Job 1
Answer these questions using the passage on IEA energy reports.
(a) What dollar value of energy do the world's networked devices waste today?
(b) On what date was the third new IEA report released?
(c) How much tight oil supply per day could come from Canada by 2019?

Text passage
——
Devices Off, Pipelines On

An IEA report released a month later, on July 2, points out why we need so much more energy: The world’s approximately 14 billion networked devices such as set-top boxes, modems, printers and game consoles waste $80 billion worth of energy today, and could waste $120 billion by 2020 if measures aren’t taken to curb those devices’ energy demands.

Studies show that for some devices up to 80 percent of the energy consumption is used just to maintain a network connection. In 2013 such devices consumed more than 600 terawatt hours of electricity. “Implementing best available technologies could reduce energy demand of network-enabled devices by up to 65 percent,” says the 176-pp. IEA report ”
More Data, Less Energy: Making Network Standby More Efficient in Billions of Connected Devices.”

The third new IEA report, released June 17, offers a
five-year outlook on the oil market that is highlighted by the potential spread of the unconventional oil boom (shale and light, tight oil, or LTO) beyond US shores.

The IEA report projects that by 2019, tight oil supply outside the United States could reach 650 000 barrels per day (650 kb/d), including 390 kb/d from Canada, 100 kb/d from Russia and 90 kb/d from Argentina. US LTO output is forecast to roughly double from 2013 levels to 5.0 million barrels per day (mb/d) by 2019.

“We are continuing to see unprecedented production growth from North America, and the United States in particular. By the end of the decade, North America will have the capacity to become a net exporter of oil liquids,” said van der Hoeven.
——
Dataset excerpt
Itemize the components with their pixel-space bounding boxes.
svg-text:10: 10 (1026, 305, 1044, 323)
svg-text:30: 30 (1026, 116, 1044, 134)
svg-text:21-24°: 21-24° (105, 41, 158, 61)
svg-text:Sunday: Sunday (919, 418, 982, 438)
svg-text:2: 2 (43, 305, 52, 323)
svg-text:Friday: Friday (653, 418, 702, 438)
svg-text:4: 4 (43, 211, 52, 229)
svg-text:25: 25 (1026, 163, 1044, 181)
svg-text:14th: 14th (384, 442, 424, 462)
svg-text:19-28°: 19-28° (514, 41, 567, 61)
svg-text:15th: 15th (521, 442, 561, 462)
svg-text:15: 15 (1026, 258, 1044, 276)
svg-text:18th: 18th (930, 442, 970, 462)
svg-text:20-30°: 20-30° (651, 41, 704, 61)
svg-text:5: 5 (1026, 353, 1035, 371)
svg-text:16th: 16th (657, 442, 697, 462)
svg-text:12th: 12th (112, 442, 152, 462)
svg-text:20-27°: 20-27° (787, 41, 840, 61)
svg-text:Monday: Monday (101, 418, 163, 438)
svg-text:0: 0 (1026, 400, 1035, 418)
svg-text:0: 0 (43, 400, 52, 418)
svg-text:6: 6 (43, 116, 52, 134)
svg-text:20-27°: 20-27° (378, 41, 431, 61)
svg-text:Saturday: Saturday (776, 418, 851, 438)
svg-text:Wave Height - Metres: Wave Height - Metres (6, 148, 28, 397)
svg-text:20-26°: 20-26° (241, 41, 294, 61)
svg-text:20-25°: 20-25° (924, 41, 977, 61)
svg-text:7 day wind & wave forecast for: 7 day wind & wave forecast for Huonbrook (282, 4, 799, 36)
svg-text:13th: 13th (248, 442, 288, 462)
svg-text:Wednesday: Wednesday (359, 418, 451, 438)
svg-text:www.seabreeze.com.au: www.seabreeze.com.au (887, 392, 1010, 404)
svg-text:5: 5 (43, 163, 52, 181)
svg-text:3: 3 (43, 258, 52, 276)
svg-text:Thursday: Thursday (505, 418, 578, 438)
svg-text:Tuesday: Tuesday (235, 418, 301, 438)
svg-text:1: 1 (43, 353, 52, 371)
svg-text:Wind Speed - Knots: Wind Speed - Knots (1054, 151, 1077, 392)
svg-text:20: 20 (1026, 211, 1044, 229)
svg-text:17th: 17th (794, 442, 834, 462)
——
Job 2
Reproduce the rows of the dataset excerpt word for word. Begin with the first row and stop after the row that contains "svg-text:19-28°: 19-28° (514, 41, 567, 61)".

Full answer 1
(a) $80 billion
(b) June 17
(c) 390 kb/d

Full answer 2
Itemize the components with their pixel-space bounding boxes.
svg-text:10: 10 (1026, 305, 1044, 323)
svg-text:30: 30 (1026, 116, 1044, 134)
svg-text:21-24°: 21-24° (105, 41, 158, 61)
svg-text:Sunday: Sunday (919, 418, 982, 438)
svg-text:2: 2 (43, 305, 52, 323)
svg-text:Friday: Friday (653, 418, 702, 438)
svg-text:4: 4 (43, 211, 52, 229)
svg-text:25: 25 (1026, 163, 1044, 181)
svg-text:14th: 14th (384, 442, 424, 462)
svg-text:19-28°: 19-28° (514, 41, 567, 61)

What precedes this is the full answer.